== WRITTEN EXERCISE ==
Gather up every line that includes the string "title".

== Data records ==
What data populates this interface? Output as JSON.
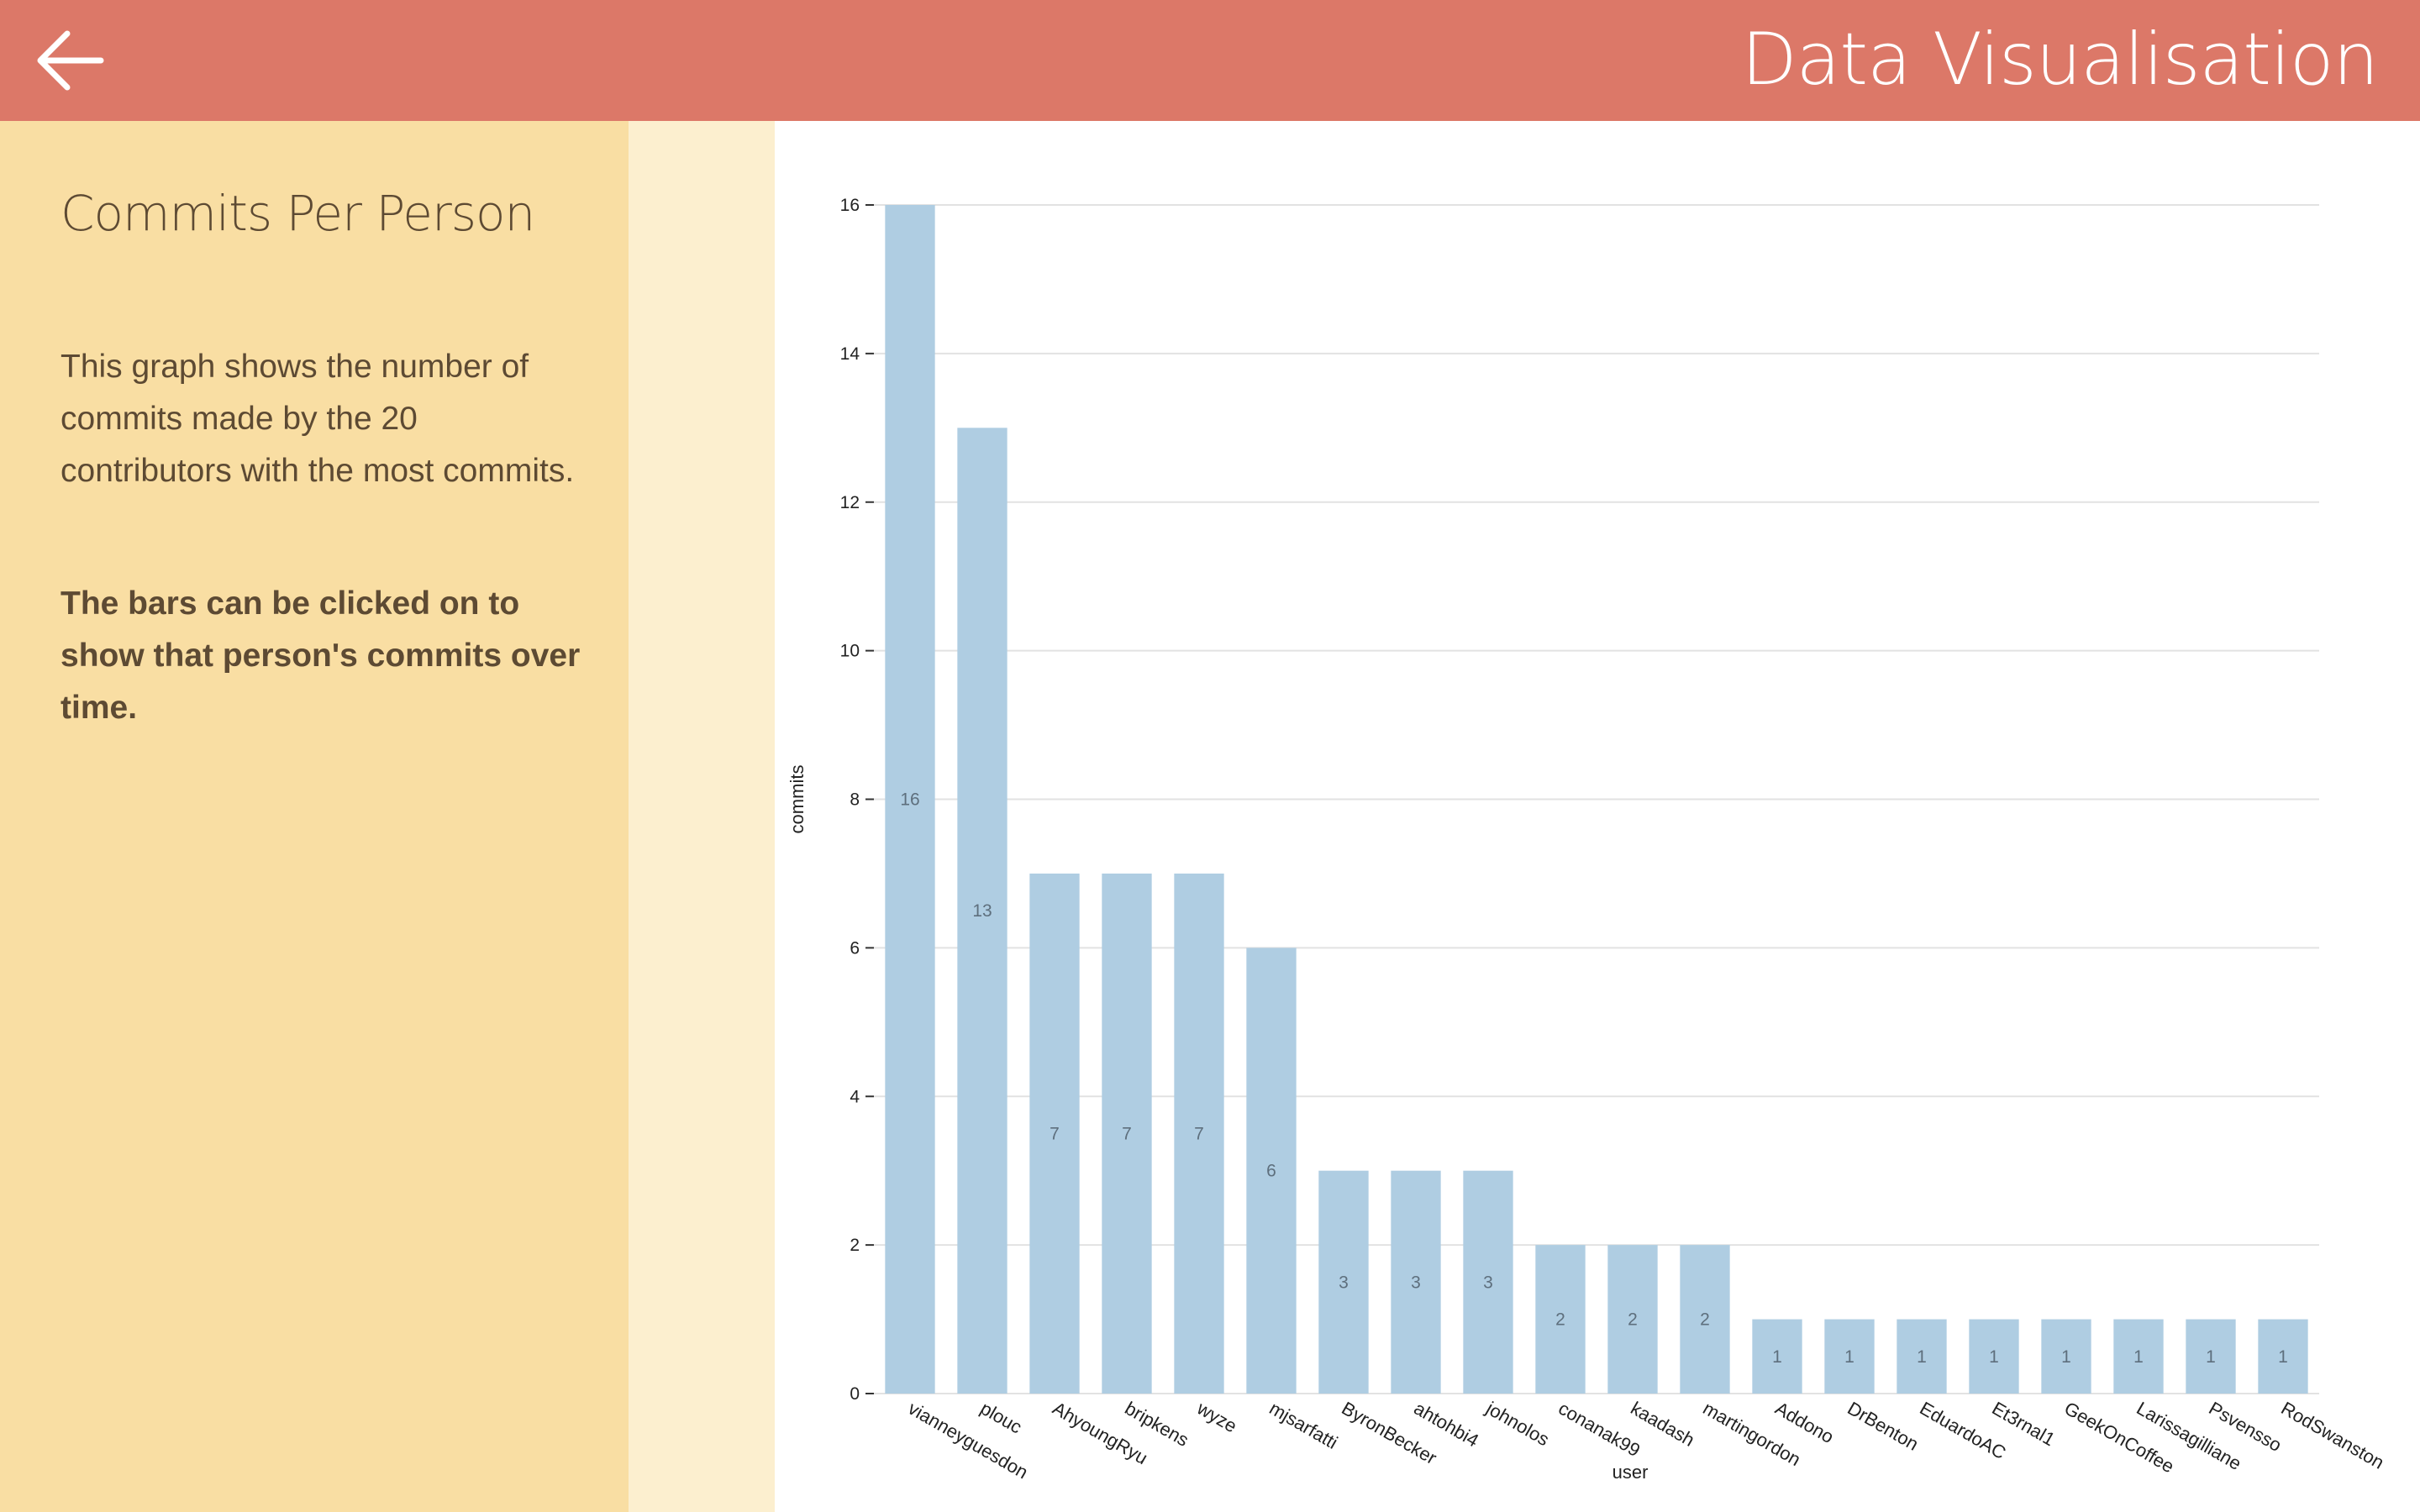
{
  "header": {
    "title": "Data Visualisation",
    "back_icon": "arrow-left-icon",
    "background": "#dc7868"
  },
  "sidebar": {
    "title": "Commits Per Person",
    "description": "This graph shows the number of commits made by the 20 contributors with the most commits.",
    "note": "The bars can be clicked on to show that person's commits over time.",
    "background": "#f9dea3"
  },
  "chart_data": {
    "type": "bar",
    "xlabel": "user",
    "ylabel": "commits",
    "ylim": [
      0,
      16
    ],
    "yticks": [
      0,
      2,
      4,
      6,
      8,
      10,
      12,
      14,
      16
    ],
    "grid": true,
    "bar_color": "#afcde2",
    "categories": [
      "vianneyguesdon",
      "plouc",
      "AhyoungRyu",
      "bripkens",
      "wyze",
      "mjsarfatti",
      "ByronBecker",
      "ahtohbi4",
      "johnolos",
      "conanak99",
      "kaadash",
      "martingordon",
      "Addono",
      "DrBenton",
      "EduardoAC",
      "Et3rnal1",
      "GeekOnCoffee",
      "Larissagilliane",
      "Psvensso",
      "RodSwanston"
    ],
    "values": [
      16,
      13,
      7,
      7,
      7,
      6,
      3,
      3,
      3,
      2,
      2,
      2,
      1,
      1,
      1,
      1,
      1,
      1,
      1,
      1
    ]
  }
}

== THE ANSWER ==
    "title": "Data Visualisation",
    "title": "Commits Per Person",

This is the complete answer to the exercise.